**Work to do**
Can all of these lines be returned exactly?

==== Entries shown ====

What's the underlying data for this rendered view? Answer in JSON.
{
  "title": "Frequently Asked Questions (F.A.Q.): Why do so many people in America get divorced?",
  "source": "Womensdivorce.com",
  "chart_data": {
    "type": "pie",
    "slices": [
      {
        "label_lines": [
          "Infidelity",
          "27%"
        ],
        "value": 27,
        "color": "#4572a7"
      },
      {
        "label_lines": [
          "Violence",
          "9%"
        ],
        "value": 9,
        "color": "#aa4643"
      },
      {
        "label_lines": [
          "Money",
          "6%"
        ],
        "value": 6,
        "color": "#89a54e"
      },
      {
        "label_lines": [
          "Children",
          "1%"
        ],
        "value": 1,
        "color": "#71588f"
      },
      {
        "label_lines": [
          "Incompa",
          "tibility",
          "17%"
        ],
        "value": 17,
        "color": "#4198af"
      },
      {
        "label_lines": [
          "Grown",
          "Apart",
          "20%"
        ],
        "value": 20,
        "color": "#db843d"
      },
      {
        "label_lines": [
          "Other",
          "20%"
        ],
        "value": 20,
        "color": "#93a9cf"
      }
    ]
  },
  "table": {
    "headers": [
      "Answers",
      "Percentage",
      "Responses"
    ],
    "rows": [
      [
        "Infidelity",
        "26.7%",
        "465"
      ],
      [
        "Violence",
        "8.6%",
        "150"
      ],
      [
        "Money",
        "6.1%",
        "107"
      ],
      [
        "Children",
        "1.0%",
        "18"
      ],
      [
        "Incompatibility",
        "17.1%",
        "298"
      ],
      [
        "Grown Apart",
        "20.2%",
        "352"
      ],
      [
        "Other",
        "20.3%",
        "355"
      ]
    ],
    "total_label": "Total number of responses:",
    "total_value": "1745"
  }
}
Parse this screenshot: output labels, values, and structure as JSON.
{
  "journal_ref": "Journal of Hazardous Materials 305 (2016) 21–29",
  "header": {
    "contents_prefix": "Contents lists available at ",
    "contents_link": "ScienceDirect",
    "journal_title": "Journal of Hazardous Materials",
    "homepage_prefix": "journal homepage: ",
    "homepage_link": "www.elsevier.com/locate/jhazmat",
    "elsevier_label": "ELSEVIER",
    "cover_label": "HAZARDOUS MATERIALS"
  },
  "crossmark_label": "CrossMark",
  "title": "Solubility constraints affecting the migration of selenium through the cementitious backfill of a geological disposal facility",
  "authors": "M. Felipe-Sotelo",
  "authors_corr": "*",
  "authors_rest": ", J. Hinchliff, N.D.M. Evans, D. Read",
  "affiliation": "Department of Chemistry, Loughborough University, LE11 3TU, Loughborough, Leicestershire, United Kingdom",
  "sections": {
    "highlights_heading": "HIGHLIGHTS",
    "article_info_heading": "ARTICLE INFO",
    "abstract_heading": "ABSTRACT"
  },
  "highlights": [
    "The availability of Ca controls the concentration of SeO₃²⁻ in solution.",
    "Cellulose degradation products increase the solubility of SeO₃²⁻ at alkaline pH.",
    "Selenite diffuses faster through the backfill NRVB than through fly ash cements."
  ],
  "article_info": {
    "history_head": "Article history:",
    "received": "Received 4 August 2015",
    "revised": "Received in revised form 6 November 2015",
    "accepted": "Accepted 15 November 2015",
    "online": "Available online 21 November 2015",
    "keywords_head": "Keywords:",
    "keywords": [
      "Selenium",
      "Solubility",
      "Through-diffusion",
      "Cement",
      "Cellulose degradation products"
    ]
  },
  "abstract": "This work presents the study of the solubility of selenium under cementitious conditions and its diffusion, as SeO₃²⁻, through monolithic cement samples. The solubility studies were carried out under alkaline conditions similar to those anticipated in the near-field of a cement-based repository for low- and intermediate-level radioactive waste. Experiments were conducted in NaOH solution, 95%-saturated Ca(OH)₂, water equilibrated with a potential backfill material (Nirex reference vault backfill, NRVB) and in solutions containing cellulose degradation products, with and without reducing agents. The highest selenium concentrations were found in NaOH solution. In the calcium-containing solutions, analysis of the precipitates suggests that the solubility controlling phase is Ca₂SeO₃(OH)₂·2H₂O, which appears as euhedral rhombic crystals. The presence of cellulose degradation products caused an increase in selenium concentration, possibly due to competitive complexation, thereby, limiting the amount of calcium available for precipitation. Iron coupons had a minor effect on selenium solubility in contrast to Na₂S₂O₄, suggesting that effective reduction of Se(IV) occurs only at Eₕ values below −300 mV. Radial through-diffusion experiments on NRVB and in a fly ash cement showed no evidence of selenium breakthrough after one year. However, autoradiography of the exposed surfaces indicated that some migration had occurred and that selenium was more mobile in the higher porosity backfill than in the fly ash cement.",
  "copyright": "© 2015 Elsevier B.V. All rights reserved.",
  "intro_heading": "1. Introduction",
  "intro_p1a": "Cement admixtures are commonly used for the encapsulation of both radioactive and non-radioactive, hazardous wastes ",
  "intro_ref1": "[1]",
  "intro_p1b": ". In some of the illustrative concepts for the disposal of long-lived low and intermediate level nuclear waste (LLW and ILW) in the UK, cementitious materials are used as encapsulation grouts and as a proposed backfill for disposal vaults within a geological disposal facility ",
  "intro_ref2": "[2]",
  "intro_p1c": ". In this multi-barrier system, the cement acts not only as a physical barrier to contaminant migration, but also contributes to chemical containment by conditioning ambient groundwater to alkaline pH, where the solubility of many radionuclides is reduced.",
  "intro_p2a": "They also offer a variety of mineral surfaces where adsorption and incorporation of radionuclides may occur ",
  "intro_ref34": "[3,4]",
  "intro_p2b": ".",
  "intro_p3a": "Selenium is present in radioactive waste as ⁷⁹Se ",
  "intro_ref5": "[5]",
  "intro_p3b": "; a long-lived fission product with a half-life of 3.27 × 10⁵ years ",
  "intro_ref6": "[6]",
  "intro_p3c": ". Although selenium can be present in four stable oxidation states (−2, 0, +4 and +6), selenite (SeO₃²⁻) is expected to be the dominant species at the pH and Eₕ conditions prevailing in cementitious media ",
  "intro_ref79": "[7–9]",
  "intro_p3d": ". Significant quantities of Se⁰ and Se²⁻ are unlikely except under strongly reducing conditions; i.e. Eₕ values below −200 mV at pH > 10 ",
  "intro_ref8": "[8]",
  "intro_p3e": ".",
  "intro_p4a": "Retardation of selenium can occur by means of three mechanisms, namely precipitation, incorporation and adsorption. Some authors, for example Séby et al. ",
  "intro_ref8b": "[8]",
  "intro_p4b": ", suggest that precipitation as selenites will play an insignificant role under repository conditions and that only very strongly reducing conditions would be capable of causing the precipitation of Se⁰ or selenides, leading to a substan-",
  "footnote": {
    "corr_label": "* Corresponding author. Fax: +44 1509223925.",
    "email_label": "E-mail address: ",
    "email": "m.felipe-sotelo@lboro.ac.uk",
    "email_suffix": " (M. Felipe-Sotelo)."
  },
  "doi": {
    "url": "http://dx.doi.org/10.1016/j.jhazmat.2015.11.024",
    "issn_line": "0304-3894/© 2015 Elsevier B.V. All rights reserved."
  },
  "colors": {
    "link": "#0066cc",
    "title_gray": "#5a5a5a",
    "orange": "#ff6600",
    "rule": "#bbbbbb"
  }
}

====

**Written solution**
What's the underlying data for this rendered view? Answer in JSON.
{
  "title": "Frequently Asked Questions (F.A.Q.): Why do so many people in America get divorced?",
  "source": "Womensdivorce.com",
  "chart_data": {
    "type": "pie",
    "slices": [
      {
        "label_lines": [
          "Infidelity",
          "27%"
        ],
        "value": 27,
        "color": "#4572a7"
      },
      {
        "label_lines": [
          "Violence",
          "9%"
        ],
        "value": 9,
        "color": "#aa4643"
      },
      {
        "label_lines": [
          "Money",
          "6%"
        ],
        "value": 6,
        "color": "#89a54e"
      },
      {
        "label_lines": [
          "Children",
          "1%"
        ],
        "value": 1,
        "color": "#71588f"
      },
      {
        "label_lines": [
          "Incompa",
          "tibility",
          "17%"
        ],
        "value": 17,
        "color": "#4198af"
      },
      {
        "label_lines": [
          "Grown",
          "Apart",
          "20%"
        ],
        "value": 20,
        "color": "#db843d"
      },
      {
        "label_lines": [
          "Other",
          "20%"
        ],
        "value": 20,
        "color": "#93a9cf"
      }
    ]
  },
  "table": {
    "headers": [
      "Answers",
      "Percentage",
      "Responses"
    ],
    "rows": [
      [
        "Infidelity",
        "26.7%",
        "465"
      ],
      [
        "Violence",
        "8.6%",
        "150"
      ],
      [
        "Money",
        "6.1%",
        "107"
      ],
      [
        "Children",
        "1.0%",
        "18"
      ],
      [
        "Incompatibility",
        "17.1%",
        "298"
      ],
      [
        "Grown Apart",
        "20.2%",
        "352"
      ],
      [
        "Other",
        "20.3%",
        "355"
      ]
    ],
    "total_label": "Total number of responses:",
    "total_value": "1745"
  }
}
Parse this screenshot: output labels, values, and structure as JSON.
{
  "journal_ref": "Journal of Hazardous Materials 305 (2016) 21–29",
  "header": {
    "contents_prefix": "Contents lists available at ",
    "contents_link": "ScienceDirect",
    "journal_title": "Journal of Hazardous Materials",
    "homepage_prefix": "journal homepage: ",
    "homepage_link": "www.elsevier.com/locate/jhazmat",
    "elsevier_label": "ELSEVIER",
    "cover_label": "HAZARDOUS MATERIALS"
  },
  "crossmark_label": "CrossMark",
  "title": "Solubility constraints affecting the migration of selenium through the cementitious backfill of a geological disposal facility",
  "authors": "M. Felipe-Sotelo",
  "authors_corr": "*",
  "authors_rest": ", J. Hinchliff, N.D.M. Evans, D. Read",
  "affiliation": "Department of Chemistry, Loughborough University, LE11 3TU, Loughborough, Leicestershire, United Kingdom",
  "sections": {
    "highlights_heading": "HIGHLIGHTS",
    "article_info_heading": "ARTICLE INFO",
    "abstract_heading": "ABSTRACT"
  },
  "highlights": [
    "The availability of Ca controls the concentration of SeO₃²⁻ in solution.",
    "Cellulose degradation products increase the solubility of SeO₃²⁻ at alkaline pH.",
    "Selenite diffuses faster through the backfill NRVB than through fly ash cements."
  ],
  "article_info": {
    "history_head": "Article history:",
    "received": "Received 4 August 2015",
    "revised": "Received in revised form 6 November 2015",
    "accepted": "Accepted 15 November 2015",
    "online": "Available online 21 November 2015",
    "keywords_head": "Keywords:",
    "keywords": [
      "Selenium",
      "Solubility",
      "Through-diffusion",
      "Cement",
      "Cellulose degradation products"
    ]
  },
  "abstract": "This work presents the study of the solubility of selenium under cementitious conditions and its diffusion, as SeO₃²⁻, through monolithic cement samples. The solubility studies were carried out under alkaline conditions similar to those anticipated in the near-field of a cement-based repository for low- and intermediate-level radioactive waste. Experiments were conducted in NaOH solution, 95%-saturated Ca(OH)₂, water equilibrated with a potential backfill material (Nirex reference vault backfill, NRVB) and in solutions containing cellulose degradation products, with and without reducing agents. The highest selenium concentrations were found in NaOH solution. In the calcium-containing solutions, analysis of the precipitates suggests that the solubility controlling phase is Ca₂SeO₃(OH)₂·2H₂O, which appears as euhedral rhombic crystals. The presence of cellulose degradation products caused an increase in selenium concentration, possibly due to competitive complexation, thereby, limiting the amount of calcium available for precipitation. Iron coupons had a minor effect on selenium solubility in contrast to Na₂S₂O₄, suggesting that effective reduction of Se(IV) occurs only at Eₕ values below −300 mV. Radial through-diffusion experiments on NRVB and in a fly ash cement showed no evidence of selenium breakthrough after one year. However, autoradiography of the exposed surfaces indicated that some migration had occurred and that selenium was more mobile in the higher porosity backfill than in the fly ash cement.",
  "copyright": "© 2015 Elsevier B.V. All rights reserved.",
  "intro_heading": "1. Introduction",
  "intro_p1a": "Cement admixtures are commonly used for the encapsulation of both radioactive and non-radioactive, hazardous wastes ",
  "intro_ref1": "[1]",
  "intro_p1b": ". In some of the illustrative concepts for the disposal of long-lived low and intermediate level nuclear waste (LLW and ILW) in the UK, cementitious materials are used as encapsulation grouts and as a proposed backfill for disposal vaults within a geological disposal facility ",
  "intro_ref2": "[2]",
  "intro_p1c": ". In this multi-barrier system, the cement acts not only as a physical barrier to contaminant migration, but also contributes to chemical containment by conditioning ambient groundwater to alkaline pH, where the solubility of many radionuclides is reduced.",
  "intro_p2a": "They also offer a variety of mineral surfaces where adsorption and incorporation of radionuclides may occur ",
  "intro_ref34": "[3,4]",
  "intro_p2b": ".",
  "intro_p3a": "Selenium is present in radioactive waste as ⁷⁹Se ",
  "intro_ref5": "[5]",
  "intro_p3b": "; a long-lived fission product with a half-life of 3.27 × 10⁵ years ",
  "intro_ref6": "[6]",
  "intro_p3c": ". Although selenium can be present in four stable oxidation states (−2, 0, +4 and +6), selenite (SeO₃²⁻) is expected to be the dominant species at the pH and Eₕ conditions prevailing in cementitious media ",
  "intro_ref79": "[7–9]",
  "intro_p3d": ". Significant quantities of Se⁰ and Se²⁻ are unlikely except under strongly reducing conditions; i.e. Eₕ values below −200 mV at pH > 10 ",
  "intro_ref8": "[8]",
  "intro_p3e": ".",
  "intro_p4a": "Retardation of selenium can occur by means of three mechanisms, namely precipitation, incorporation and adsorption. Some authors, for example Séby et al. ",
  "intro_ref8b": "[8]",
  "intro_p4b": ", suggest that precipitation as selenites will play an insignificant role under repository conditions and that only very strongly reducing conditions would be capable of causing the precipitation of Se⁰ or selenides, leading to a substan-",
  "footnote": {
    "corr_label": "* Corresponding author. Fax: +44 1509223925.",
    "email_label": "E-mail address: ",
    "email": "m.felipe-sotelo@lboro.ac.uk",
    "email_suffix": " (M. Felipe-Sotelo)."
  },
  "doi": {
    "url": "http://dx.doi.org/10.1016/j.jhazmat.2015.11.024",
    "issn_line": "0304-3894/© 2015 Elsevier B.V. All rights reserved."
  },
  "colors": {
    "link": "#0066cc",
    "title_gray": "#5a5a5a",
    "orange": "#ff6600",
    "rule": "#bbbbbb"
  }
}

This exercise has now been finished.